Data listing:
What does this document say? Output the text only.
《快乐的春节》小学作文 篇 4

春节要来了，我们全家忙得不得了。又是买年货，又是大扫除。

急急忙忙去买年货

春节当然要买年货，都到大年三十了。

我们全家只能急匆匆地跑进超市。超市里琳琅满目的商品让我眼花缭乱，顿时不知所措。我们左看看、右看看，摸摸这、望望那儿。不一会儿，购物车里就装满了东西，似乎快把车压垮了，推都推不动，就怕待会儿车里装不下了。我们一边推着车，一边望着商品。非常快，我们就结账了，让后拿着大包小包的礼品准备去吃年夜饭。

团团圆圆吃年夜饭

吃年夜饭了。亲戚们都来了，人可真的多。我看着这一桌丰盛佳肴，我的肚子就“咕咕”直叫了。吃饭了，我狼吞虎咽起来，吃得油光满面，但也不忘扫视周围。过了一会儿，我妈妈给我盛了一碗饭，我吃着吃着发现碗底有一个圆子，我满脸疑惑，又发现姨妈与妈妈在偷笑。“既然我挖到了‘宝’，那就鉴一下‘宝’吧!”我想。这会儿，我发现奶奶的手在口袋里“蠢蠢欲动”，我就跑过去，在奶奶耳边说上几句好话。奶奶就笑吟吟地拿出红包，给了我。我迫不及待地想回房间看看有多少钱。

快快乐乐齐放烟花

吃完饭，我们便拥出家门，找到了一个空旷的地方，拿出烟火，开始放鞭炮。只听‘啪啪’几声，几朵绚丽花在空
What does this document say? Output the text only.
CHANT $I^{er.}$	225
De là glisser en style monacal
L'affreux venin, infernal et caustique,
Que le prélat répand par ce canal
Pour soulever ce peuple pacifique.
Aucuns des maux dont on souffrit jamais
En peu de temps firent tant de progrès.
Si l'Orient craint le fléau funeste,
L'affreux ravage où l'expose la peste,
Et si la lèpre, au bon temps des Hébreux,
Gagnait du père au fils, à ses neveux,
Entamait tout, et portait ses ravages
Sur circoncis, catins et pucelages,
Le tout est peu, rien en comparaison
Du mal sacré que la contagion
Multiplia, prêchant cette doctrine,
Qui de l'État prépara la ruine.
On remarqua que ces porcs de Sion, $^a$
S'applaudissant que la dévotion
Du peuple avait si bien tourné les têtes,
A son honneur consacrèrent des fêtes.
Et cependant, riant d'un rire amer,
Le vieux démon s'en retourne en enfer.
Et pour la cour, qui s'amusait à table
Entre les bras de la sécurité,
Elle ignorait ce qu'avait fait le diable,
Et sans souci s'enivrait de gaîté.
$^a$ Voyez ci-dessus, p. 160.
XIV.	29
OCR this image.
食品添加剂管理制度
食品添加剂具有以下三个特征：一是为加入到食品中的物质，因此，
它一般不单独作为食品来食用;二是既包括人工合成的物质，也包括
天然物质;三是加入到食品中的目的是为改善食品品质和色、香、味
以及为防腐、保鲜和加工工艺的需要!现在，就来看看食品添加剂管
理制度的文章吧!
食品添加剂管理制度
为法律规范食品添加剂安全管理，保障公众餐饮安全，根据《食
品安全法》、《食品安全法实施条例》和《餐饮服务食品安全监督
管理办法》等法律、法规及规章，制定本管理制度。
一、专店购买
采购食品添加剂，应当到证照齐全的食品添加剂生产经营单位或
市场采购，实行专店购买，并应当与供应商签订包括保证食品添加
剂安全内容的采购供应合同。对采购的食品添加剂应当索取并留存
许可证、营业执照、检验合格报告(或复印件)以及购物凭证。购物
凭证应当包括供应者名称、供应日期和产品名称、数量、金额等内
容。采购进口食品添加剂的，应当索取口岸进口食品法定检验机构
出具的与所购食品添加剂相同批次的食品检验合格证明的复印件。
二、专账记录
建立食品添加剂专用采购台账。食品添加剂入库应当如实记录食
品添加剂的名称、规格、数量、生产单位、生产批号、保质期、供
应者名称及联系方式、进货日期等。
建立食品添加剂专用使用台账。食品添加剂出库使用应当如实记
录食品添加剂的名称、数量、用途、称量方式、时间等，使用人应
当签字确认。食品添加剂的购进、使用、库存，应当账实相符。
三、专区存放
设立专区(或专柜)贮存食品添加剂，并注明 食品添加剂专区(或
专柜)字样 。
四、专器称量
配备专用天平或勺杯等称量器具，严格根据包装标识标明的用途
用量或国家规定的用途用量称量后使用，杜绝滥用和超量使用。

**Stated exercise**
Report how many lines in the data include the word "avait", and give nothing but the count.

**Answer to the task**
2